Task description: Quote every line of the data below as it stands, omitting pictures.

Given records:
-*-*-

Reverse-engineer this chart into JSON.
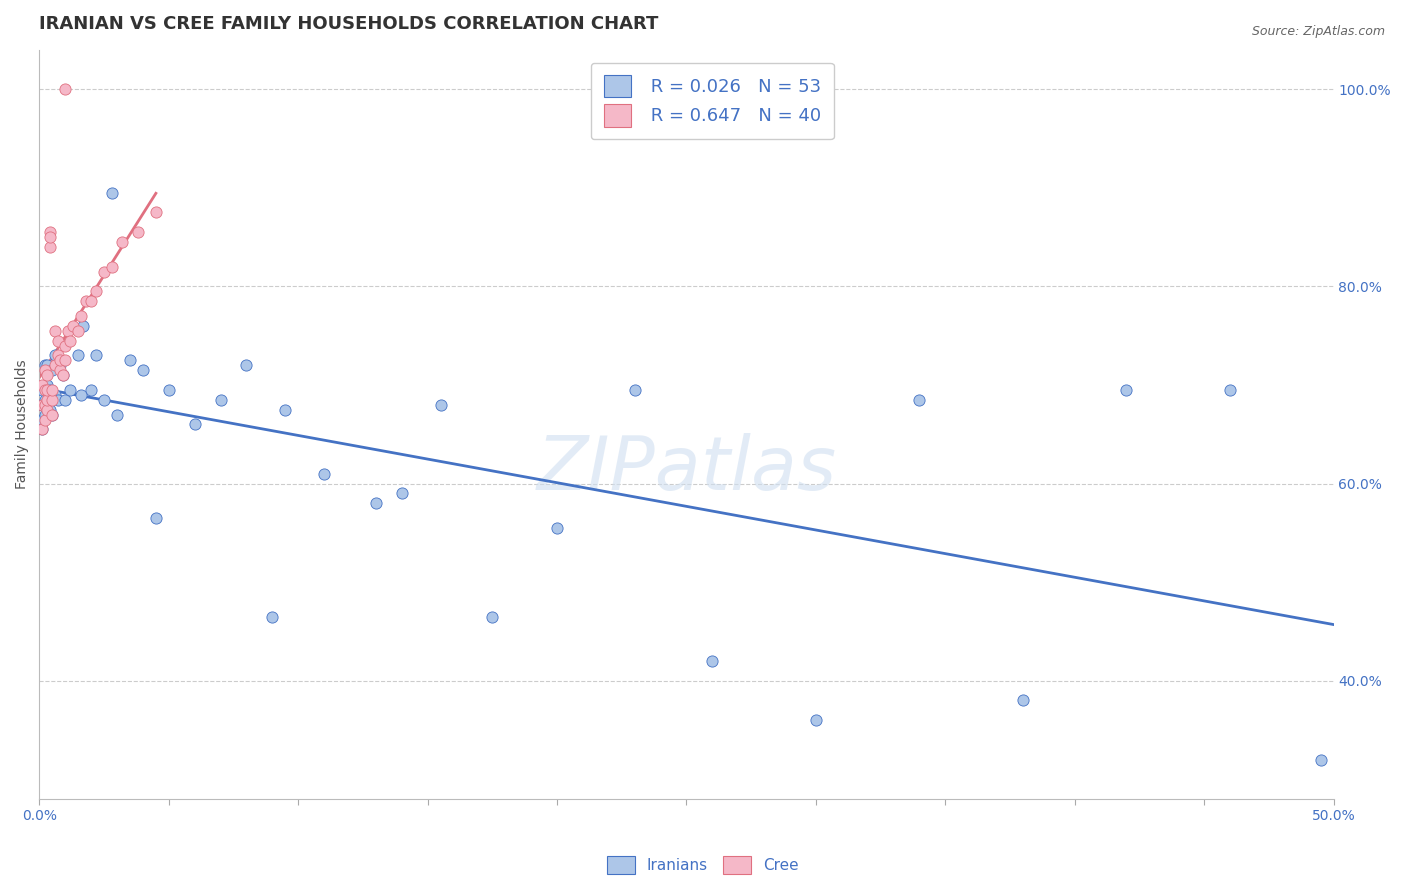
{
  "title": "IRANIAN VS CREE FAMILY HOUSEHOLDS CORRELATION CHART",
  "source": "Source: ZipAtlas.com",
  "ylabel": "Family Households",
  "legend_iranians": "Iranians",
  "legend_cree": "Cree",
  "r_iranians": 0.026,
  "n_iranians": 53,
  "r_cree": 0.647,
  "n_cree": 40,
  "color_iranians": "#adc6e8",
  "color_cree": "#f5b8c8",
  "line_color_iranians": "#4472c4",
  "line_color_cree": "#e07080",
  "iranians_x": [
    0.001,
    0.001,
    0.001,
    0.001,
    0.002,
    0.002,
    0.002,
    0.002,
    0.003,
    0.003,
    0.003,
    0.004,
    0.004,
    0.005,
    0.005,
    0.006,
    0.006,
    0.007,
    0.008,
    0.009,
    0.01,
    0.012,
    0.015,
    0.017,
    0.02,
    0.022,
    0.025,
    0.03,
    0.035,
    0.04,
    0.05,
    0.06,
    0.07,
    0.08,
    0.095,
    0.11,
    0.13,
    0.155,
    0.175,
    0.2,
    0.23,
    0.26,
    0.3,
    0.34,
    0.38,
    0.42,
    0.46,
    0.495,
    0.14,
    0.09,
    0.045,
    0.028,
    0.016
  ],
  "iranians_y": [
    0.695,
    0.68,
    0.665,
    0.655,
    0.685,
    0.67,
    0.68,
    0.72,
    0.68,
    0.7,
    0.72,
    0.675,
    0.695,
    0.67,
    0.715,
    0.69,
    0.73,
    0.685,
    0.72,
    0.71,
    0.685,
    0.695,
    0.73,
    0.76,
    0.695,
    0.73,
    0.685,
    0.67,
    0.725,
    0.715,
    0.695,
    0.66,
    0.685,
    0.72,
    0.675,
    0.61,
    0.58,
    0.68,
    0.465,
    0.555,
    0.695,
    0.42,
    0.36,
    0.685,
    0.38,
    0.695,
    0.695,
    0.32,
    0.59,
    0.465,
    0.565,
    0.895,
    0.69
  ],
  "cree_x": [
    0.001,
    0.001,
    0.001,
    0.002,
    0.002,
    0.002,
    0.002,
    0.003,
    0.003,
    0.003,
    0.003,
    0.004,
    0.004,
    0.004,
    0.005,
    0.005,
    0.005,
    0.006,
    0.006,
    0.007,
    0.007,
    0.008,
    0.008,
    0.009,
    0.01,
    0.01,
    0.011,
    0.012,
    0.013,
    0.015,
    0.016,
    0.018,
    0.02,
    0.022,
    0.025,
    0.028,
    0.032,
    0.038,
    0.045,
    0.01
  ],
  "cree_y": [
    0.655,
    0.68,
    0.7,
    0.665,
    0.68,
    0.695,
    0.715,
    0.675,
    0.685,
    0.695,
    0.71,
    0.84,
    0.855,
    0.85,
    0.67,
    0.685,
    0.695,
    0.72,
    0.755,
    0.73,
    0.745,
    0.715,
    0.725,
    0.71,
    0.725,
    0.74,
    0.755,
    0.745,
    0.76,
    0.755,
    0.77,
    0.785,
    0.785,
    0.795,
    0.815,
    0.82,
    0.845,
    0.855,
    0.875,
    1.0
  ],
  "xlim": [
    0.0,
    0.5
  ],
  "ylim": [
    0.28,
    1.04
  ],
  "yticks": [
    0.4,
    0.6,
    0.8,
    1.0
  ],
  "ytick_labels": [
    "40.0%",
    "60.0%",
    "80.0%",
    "100.0%"
  ],
  "title_fontsize": 13,
  "axis_label_fontsize": 10,
  "tick_fontsize": 10,
  "background_color": "#ffffff",
  "grid_color": "#cccccc"
}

-*-*-

The result:
Reverse-engineer this chart into JSON.
{
  "title": "IRANIAN VS CREE FAMILY HOUSEHOLDS CORRELATION CHART",
  "source": "Source: ZipAtlas.com",
  "ylabel": "Family Households",
  "legend_iranians": "Iranians",
  "legend_cree": "Cree",
  "r_iranians": 0.026,
  "n_iranians": 53,
  "r_cree": 0.647,
  "n_cree": 40,
  "color_iranians": "#adc6e8",
  "color_cree": "#f5b8c8",
  "line_color_iranians": "#4472c4",
  "line_color_cree": "#e07080",
  "iranians_x": [
    0.001,
    0.001,
    0.001,
    0.001,
    0.002,
    0.002,
    0.002,
    0.002,
    0.003,
    0.003,
    0.003,
    0.004,
    0.004,
    0.005,
    0.005,
    0.006,
    0.006,
    0.007,
    0.008,
    0.009,
    0.01,
    0.012,
    0.015,
    0.017,
    0.02,
    0.022,
    0.025,
    0.03,
    0.035,
    0.04,
    0.05,
    0.06,
    0.07,
    0.08,
    0.095,
    0.11,
    0.13,
    0.155,
    0.175,
    0.2,
    0.23,
    0.26,
    0.3,
    0.34,
    0.38,
    0.42,
    0.46,
    0.495,
    0.14,
    0.09,
    0.045,
    0.028,
    0.016
  ],
  "iranians_y": [
    0.695,
    0.68,
    0.665,
    0.655,
    0.685,
    0.67,
    0.68,
    0.72,
    0.68,
    0.7,
    0.72,
    0.675,
    0.695,
    0.67,
    0.715,
    0.69,
    0.73,
    0.685,
    0.72,
    0.71,
    0.685,
    0.695,
    0.73,
    0.76,
    0.695,
    0.73,
    0.685,
    0.67,
    0.725,
    0.715,
    0.695,
    0.66,
    0.685,
    0.72,
    0.675,
    0.61,
    0.58,
    0.68,
    0.465,
    0.555,
    0.695,
    0.42,
    0.36,
    0.685,
    0.38,
    0.695,
    0.695,
    0.32,
    0.59,
    0.465,
    0.565,
    0.895,
    0.69
  ],
  "cree_x": [
    0.001,
    0.001,
    0.001,
    0.002,
    0.002,
    0.002,
    0.002,
    0.003,
    0.003,
    0.003,
    0.003,
    0.004,
    0.004,
    0.004,
    0.005,
    0.005,
    0.005,
    0.006,
    0.006,
    0.007,
    0.007,
    0.008,
    0.008,
    0.009,
    0.01,
    0.01,
    0.011,
    0.012,
    0.013,
    0.015,
    0.016,
    0.018,
    0.02,
    0.022,
    0.025,
    0.028,
    0.032,
    0.038,
    0.045,
    0.01
  ],
  "cree_y": [
    0.655,
    0.68,
    0.7,
    0.665,
    0.68,
    0.695,
    0.715,
    0.675,
    0.685,
    0.695,
    0.71,
    0.84,
    0.855,
    0.85,
    0.67,
    0.685,
    0.695,
    0.72,
    0.755,
    0.73,
    0.745,
    0.715,
    0.725,
    0.71,
    0.725,
    0.74,
    0.755,
    0.745,
    0.76,
    0.755,
    0.77,
    0.785,
    0.785,
    0.795,
    0.815,
    0.82,
    0.845,
    0.855,
    0.875,
    1.0
  ],
  "xlim": [
    0.0,
    0.5
  ],
  "ylim": [
    0.28,
    1.04
  ],
  "yticks": [
    0.4,
    0.6,
    0.8,
    1.0
  ],
  "ytick_labels": [
    "40.0%",
    "60.0%",
    "80.0%",
    "100.0%"
  ],
  "title_fontsize": 13,
  "axis_label_fontsize": 10,
  "tick_fontsize": 10,
  "background_color": "#ffffff",
  "grid_color": "#cccccc"
}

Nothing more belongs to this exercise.